» Exercise instructions: Type the records out again in full, exactly.

---------------

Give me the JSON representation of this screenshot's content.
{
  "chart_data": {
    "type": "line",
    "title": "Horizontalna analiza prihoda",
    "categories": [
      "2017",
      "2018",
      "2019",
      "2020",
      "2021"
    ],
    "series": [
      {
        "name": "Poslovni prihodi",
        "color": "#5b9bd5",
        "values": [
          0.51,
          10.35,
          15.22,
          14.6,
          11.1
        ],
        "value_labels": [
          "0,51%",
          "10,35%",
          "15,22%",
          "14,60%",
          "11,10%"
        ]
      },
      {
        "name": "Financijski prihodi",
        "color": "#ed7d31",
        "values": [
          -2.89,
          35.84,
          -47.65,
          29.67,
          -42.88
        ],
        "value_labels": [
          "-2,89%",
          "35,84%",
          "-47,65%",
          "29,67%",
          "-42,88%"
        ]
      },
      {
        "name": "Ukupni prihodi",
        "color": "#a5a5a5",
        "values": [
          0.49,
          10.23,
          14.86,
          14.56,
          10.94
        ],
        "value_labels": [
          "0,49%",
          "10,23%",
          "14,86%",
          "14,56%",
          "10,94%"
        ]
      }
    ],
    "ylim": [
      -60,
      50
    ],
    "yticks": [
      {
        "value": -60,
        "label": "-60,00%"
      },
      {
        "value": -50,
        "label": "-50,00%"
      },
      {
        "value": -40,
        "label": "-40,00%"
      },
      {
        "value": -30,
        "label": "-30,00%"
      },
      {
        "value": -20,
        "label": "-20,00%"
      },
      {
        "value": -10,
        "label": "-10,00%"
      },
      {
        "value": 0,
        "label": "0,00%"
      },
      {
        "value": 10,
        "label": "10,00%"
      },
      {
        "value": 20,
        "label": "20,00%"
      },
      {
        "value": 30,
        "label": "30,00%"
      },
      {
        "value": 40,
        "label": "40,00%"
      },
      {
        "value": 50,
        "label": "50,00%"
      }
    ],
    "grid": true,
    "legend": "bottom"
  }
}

---------------

» Written reply:
Give me the JSON representation of this screenshot's content.
{
  "chart_data": {
    "type": "line",
    "title": "Horizontalna analiza prihoda",
    "categories": [
      "2017",
      "2018",
      "2019",
      "2020",
      "2021"
    ],
    "series": [
      {
        "name": "Poslovni prihodi",
        "color": "#5b9bd5",
        "values": [
          0.51,
          10.35,
          15.22,
          14.6,
          11.1
        ],
        "value_labels": [
          "0,51%",
          "10,35%",
          "15,22%",
          "14,60%",
          "11,10%"
        ]
      },
      {
        "name": "Financijski prihodi",
        "color": "#ed7d31",
        "values": [
          -2.89,
          35.84,
          -47.65,
          29.67,
          -42.88
        ],
        "value_labels": [
          "-2,89%",
          "35,84%",
          "-47,65%",
          "29,67%",
          "-42,88%"
        ]
      },
      {
        "name": "Ukupni prihodi",
        "color": "#a5a5a5",
        "values": [
          0.49,
          10.23,
          14.86,
          14.56,
          10.94
        ],
        "value_labels": [
          "0,49%",
          "10,23%",
          "14,86%",
          "14,56%",
          "10,94%"
        ]
      }
    ],
    "ylim": [
      -60,
      50
    ],
    "yticks": [
      {
        "value": -60,
        "label": "-60,00%"
      },
      {
        "value": -50,
        "label": "-50,00%"
      },
      {
        "value": -40,
        "label": "-40,00%"
      },
      {
        "value": -30,
        "label": "-30,00%"
      },
      {
        "value": -20,
        "label": "-20,00%"
      },
      {
        "value": -10,
        "label": "-10,00%"
      },
      {
        "value": 0,
        "label": "0,00%"
      },
      {
        "value": 10,
        "label": "10,00%"
      },
      {
        "value": 20,
        "label": "20,00%"
      },
      {
        "value": 30,
        "label": "30,00%"
      },
      {
        "value": 40,
        "label": "40,00%"
      },
      {
        "value": 50,
        "label": "50,00%"
      }
    ],
    "grid": true,
    "legend": "bottom"
  }
}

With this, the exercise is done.